Task to complete.
Write the listing out again, all of it, word for word.

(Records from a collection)
━━━━━━━━━━
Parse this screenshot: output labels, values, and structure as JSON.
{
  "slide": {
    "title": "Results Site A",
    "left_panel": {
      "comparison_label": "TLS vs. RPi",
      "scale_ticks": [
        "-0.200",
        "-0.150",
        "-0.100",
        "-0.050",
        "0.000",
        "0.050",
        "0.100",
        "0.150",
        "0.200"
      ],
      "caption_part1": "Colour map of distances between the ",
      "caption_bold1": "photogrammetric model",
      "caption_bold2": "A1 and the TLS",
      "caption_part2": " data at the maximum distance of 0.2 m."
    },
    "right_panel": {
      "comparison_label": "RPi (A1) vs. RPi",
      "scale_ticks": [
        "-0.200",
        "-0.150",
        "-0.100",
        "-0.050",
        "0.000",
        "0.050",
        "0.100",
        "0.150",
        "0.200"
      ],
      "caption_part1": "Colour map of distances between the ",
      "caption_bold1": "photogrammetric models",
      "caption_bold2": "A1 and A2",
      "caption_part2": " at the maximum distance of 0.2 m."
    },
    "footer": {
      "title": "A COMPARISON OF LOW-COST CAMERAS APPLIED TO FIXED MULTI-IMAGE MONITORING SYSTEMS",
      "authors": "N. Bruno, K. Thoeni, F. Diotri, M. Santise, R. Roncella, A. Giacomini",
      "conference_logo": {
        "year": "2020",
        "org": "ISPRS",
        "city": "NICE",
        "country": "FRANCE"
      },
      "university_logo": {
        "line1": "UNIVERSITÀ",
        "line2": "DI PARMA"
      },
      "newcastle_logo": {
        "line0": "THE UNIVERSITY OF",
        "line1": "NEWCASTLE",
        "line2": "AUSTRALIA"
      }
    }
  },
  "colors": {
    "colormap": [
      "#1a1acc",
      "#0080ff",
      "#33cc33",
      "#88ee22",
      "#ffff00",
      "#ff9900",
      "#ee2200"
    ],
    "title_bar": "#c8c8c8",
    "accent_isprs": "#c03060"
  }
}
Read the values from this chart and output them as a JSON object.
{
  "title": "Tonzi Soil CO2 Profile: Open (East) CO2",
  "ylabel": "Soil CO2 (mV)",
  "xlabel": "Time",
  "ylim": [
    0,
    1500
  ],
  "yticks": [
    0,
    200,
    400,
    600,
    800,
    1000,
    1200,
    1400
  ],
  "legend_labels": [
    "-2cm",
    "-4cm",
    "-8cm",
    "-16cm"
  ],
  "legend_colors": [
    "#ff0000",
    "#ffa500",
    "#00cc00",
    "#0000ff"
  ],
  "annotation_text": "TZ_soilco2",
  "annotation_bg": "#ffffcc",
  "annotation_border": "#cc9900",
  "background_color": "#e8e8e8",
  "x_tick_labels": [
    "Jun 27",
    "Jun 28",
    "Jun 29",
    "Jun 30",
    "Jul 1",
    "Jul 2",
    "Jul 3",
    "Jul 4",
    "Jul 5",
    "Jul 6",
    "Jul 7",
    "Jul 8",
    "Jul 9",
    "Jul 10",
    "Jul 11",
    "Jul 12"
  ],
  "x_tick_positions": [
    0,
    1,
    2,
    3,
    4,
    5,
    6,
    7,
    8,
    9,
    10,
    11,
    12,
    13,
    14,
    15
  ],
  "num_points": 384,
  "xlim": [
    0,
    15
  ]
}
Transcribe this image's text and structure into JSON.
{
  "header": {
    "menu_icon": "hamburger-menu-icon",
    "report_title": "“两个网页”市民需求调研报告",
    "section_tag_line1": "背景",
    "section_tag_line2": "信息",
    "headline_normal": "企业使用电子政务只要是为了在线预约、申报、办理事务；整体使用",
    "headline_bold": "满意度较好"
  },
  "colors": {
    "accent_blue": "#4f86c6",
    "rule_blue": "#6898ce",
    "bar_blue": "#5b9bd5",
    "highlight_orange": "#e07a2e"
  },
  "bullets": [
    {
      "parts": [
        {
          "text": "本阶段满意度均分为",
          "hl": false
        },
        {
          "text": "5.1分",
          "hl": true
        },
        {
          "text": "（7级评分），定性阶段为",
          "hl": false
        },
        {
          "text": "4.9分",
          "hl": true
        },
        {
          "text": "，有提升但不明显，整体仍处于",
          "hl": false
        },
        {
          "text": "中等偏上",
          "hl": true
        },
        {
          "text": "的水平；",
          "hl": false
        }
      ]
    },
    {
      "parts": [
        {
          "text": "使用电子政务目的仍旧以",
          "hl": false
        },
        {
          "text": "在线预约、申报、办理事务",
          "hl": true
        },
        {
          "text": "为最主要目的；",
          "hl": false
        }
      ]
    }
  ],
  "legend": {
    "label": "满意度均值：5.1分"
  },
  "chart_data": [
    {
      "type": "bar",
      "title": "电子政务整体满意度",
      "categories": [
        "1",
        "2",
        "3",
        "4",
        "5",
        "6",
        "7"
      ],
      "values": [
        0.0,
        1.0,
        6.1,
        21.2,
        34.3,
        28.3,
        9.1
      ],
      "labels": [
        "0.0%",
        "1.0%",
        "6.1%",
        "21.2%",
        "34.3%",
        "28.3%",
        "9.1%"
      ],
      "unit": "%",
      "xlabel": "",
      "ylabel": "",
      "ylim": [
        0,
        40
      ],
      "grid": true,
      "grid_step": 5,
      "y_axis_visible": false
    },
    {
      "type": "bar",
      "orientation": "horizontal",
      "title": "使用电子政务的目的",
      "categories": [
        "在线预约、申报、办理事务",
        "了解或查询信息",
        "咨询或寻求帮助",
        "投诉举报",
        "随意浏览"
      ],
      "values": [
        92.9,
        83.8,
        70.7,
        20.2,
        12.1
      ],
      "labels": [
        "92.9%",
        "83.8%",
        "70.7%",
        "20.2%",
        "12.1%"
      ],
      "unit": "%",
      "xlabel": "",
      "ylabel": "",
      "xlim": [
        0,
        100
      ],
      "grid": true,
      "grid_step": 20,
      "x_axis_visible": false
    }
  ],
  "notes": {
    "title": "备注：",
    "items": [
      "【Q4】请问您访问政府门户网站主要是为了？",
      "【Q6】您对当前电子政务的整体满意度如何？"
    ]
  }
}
━━━━━━━━━━
Answer to the problem.
Parse this screenshot: output labels, values, and structure as JSON.
{
  "slide": {
    "title": "Results Site A",
    "left_panel": {
      "comparison_label": "TLS vs. RPi",
      "scale_ticks": [
        "-0.200",
        "-0.150",
        "-0.100",
        "-0.050",
        "0.000",
        "0.050",
        "0.100",
        "0.150",
        "0.200"
      ],
      "caption_part1": "Colour map of distances between the ",
      "caption_bold1": "photogrammetric model",
      "caption_bold2": "A1 and the TLS",
      "caption_part2": " data at the maximum distance of 0.2 m."
    },
    "right_panel": {
      "comparison_label": "RPi (A1) vs. RPi",
      "scale_ticks": [
        "-0.200",
        "-0.150",
        "-0.100",
        "-0.050",
        "0.000",
        "0.050",
        "0.100",
        "0.150",
        "0.200"
      ],
      "caption_part1": "Colour map of distances between the ",
      "caption_bold1": "photogrammetric models",
      "caption_bold2": "A1 and A2",
      "caption_part2": " at the maximum distance of 0.2 m."
    },
    "footer": {
      "title": "A COMPARISON OF LOW-COST CAMERAS APPLIED TO FIXED MULTI-IMAGE MONITORING SYSTEMS",
      "authors": "N. Bruno, K. Thoeni, F. Diotri, M. Santise, R. Roncella, A. Giacomini",
      "conference_logo": {
        "year": "2020",
        "org": "ISPRS",
        "city": "NICE",
        "country": "FRANCE"
      },
      "university_logo": {
        "line1": "UNIVERSITÀ",
        "line2": "DI PARMA"
      },
      "newcastle_logo": {
        "line0": "THE UNIVERSITY OF",
        "line1": "NEWCASTLE",
        "line2": "AUSTRALIA"
      }
    }
  },
  "colors": {
    "colormap": [
      "#1a1acc",
      "#0080ff",
      "#33cc33",
      "#88ee22",
      "#ffff00",
      "#ff9900",
      "#ee2200"
    ],
    "title_bar": "#c8c8c8",
    "accent_isprs": "#c03060"
  }
}
Read the values from this chart and output them as a JSON object.
{
  "title": "Tonzi Soil CO2 Profile: Open (East) CO2",
  "ylabel": "Soil CO2 (mV)",
  "xlabel": "Time",
  "ylim": [
    0,
    1500
  ],
  "yticks": [
    0,
    200,
    400,
    600,
    800,
    1000,
    1200,
    1400
  ],
  "legend_labels": [
    "-2cm",
    "-4cm",
    "-8cm",
    "-16cm"
  ],
  "legend_colors": [
    "#ff0000",
    "#ffa500",
    "#00cc00",
    "#0000ff"
  ],
  "annotation_text": "TZ_soilco2",
  "annotation_bg": "#ffffcc",
  "annotation_border": "#cc9900",
  "background_color": "#e8e8e8",
  "x_tick_labels": [
    "Jun 27",
    "Jun 28",
    "Jun 29",
    "Jun 30",
    "Jul 1",
    "Jul 2",
    "Jul 3",
    "Jul 4",
    "Jul 5",
    "Jul 6",
    "Jul 7",
    "Jul 8",
    "Jul 9",
    "Jul 10",
    "Jul 11",
    "Jul 12"
  ],
  "x_tick_positions": [
    0,
    1,
    2,
    3,
    4,
    5,
    6,
    7,
    8,
    9,
    10,
    11,
    12,
    13,
    14,
    15
  ],
  "num_points": 384,
  "xlim": [
    0,
    15
  ]
}
Transcribe this image's text and structure into JSON.
{
  "header": {
    "menu_icon": "hamburger-menu-icon",
    "report_title": "“两个网页”市民需求调研报告",
    "section_tag_line1": "背景",
    "section_tag_line2": "信息",
    "headline_normal": "企业使用电子政务只要是为了在线预约、申报、办理事务；整体使用",
    "headline_bold": "满意度较好"
  },
  "colors": {
    "accent_blue": "#4f86c6",
    "rule_blue": "#6898ce",
    "bar_blue": "#5b9bd5",
    "highlight_orange": "#e07a2e"
  },
  "bullets": [
    {
      "parts": [
        {
          "text": "本阶段满意度均分为",
          "hl": false
        },
        {
          "text": "5.1分",
          "hl": true
        },
        {
          "text": "（7级评分），定性阶段为",
          "hl": false
        },
        {
          "text": "4.9分",
          "hl": true
        },
        {
          "text": "，有提升但不明显，整体仍处于",
          "hl": false
        },
        {
          "text": "中等偏上",
          "hl": true
        },
        {
          "text": "的水平；",
          "hl": false
        }
      ]
    },
    {
      "parts": [
        {
          "text": "使用电子政务目的仍旧以",
          "hl": false
        },
        {
          "text": "在线预约、申报、办理事务",
          "hl": true
        },
        {
          "text": "为最主要目的；",
          "hl": false
        }
      ]
    }
  ],
  "legend": {
    "label": "满意度均值：5.1分"
  },
  "chart_data": [
    {
      "type": "bar",
      "title": "电子政务整体满意度",
      "categories": [
        "1",
        "2",
        "3",
        "4",
        "5",
        "6",
        "7"
      ],
      "values": [
        0.0,
        1.0,
        6.1,
        21.2,
        34.3,
        28.3,
        9.1
      ],
      "labels": [
        "0.0%",
        "1.0%",
        "6.1%",
        "21.2%",
        "34.3%",
        "28.3%",
        "9.1%"
      ],
      "unit": "%",
      "xlabel": "",
      "ylabel": "",
      "ylim": [
        0,
        40
      ],
      "grid": true,
      "grid_step": 5,
      "y_axis_visible": false
    },
    {
      "type": "bar",
      "orientation": "horizontal",
      "title": "使用电子政务的目的",
      "categories": [
        "在线预约、申报、办理事务",
        "了解或查询信息",
        "咨询或寻求帮助",
        "投诉举报",
        "随意浏览"
      ],
      "values": [
        92.9,
        83.8,
        70.7,
        20.2,
        12.1
      ],
      "labels": [
        "92.9%",
        "83.8%",
        "70.7%",
        "20.2%",
        "12.1%"
      ],
      "unit": "%",
      "xlabel": "",
      "ylabel": "",
      "xlim": [
        0,
        100
      ],
      "grid": true,
      "grid_step": 20,
      "x_axis_visible": false
    }
  ],
  "notes": {
    "title": "备注：",
    "items": [
      "【Q4】请问您访问政府门户网站主要是为了？",
      "【Q6】您对当前电子政务的整体满意度如何？"
    ]
  }
}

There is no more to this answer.